* [Supplied material]:
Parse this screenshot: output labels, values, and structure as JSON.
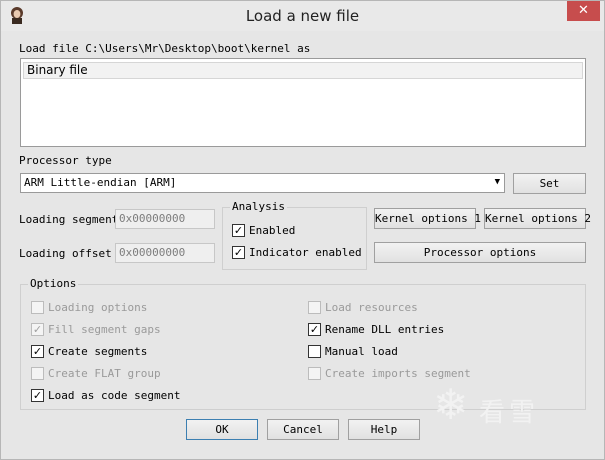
{
  "window": {
    "title": "Load a new file",
    "close_glyph": "✕"
  },
  "load_file": {
    "label": "Load file C:\\Users\\Mr\\Desktop\\boot\\kernel as",
    "formats": [
      "Binary file"
    ]
  },
  "processor": {
    "label": "Processor type",
    "selected": "ARM Little-endian [ARM]",
    "set_label": "Set"
  },
  "loading": {
    "segment_label": "Loading segment",
    "segment_value": "0x00000000",
    "offset_label": "Loading offset",
    "offset_value": "0x00000000"
  },
  "analysis": {
    "title": "Analysis",
    "enabled_label": "Enabled",
    "enabled_checked": true,
    "indicator_label": "Indicator enabled",
    "indicator_checked": true
  },
  "buttons": {
    "kernel1": "Kernel options 1",
    "kernel2": "Kernel options 2",
    "processor_options": "Processor options",
    "ok": "OK",
    "cancel": "Cancel",
    "help": "Help"
  },
  "options": {
    "title": "Options",
    "loading_options": "Loading options",
    "fill_segment_gaps": "Fill segment gaps",
    "create_segments": "Create segments",
    "create_flat_group": "Create FLAT group",
    "load_as_code_segment": "Load as code segment",
    "load_resources": "Load resources",
    "rename_dll_entries": "Rename DLL entries",
    "manual_load": "Manual load",
    "create_imports_segment": "Create imports segment"
  },
  "watermark": {
    "text": "看雪",
    "icon": "snowflake-icon"
  },
  "icons": {
    "app": "app-avatar-icon",
    "close": "close-icon",
    "dropdown": "chevron-down-icon",
    "check": "checkmark-icon"
  }
}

* [Task prompt]: Determine the number of lines where the string "title" occurs, and give that number only.

* [Solved exercise]: 3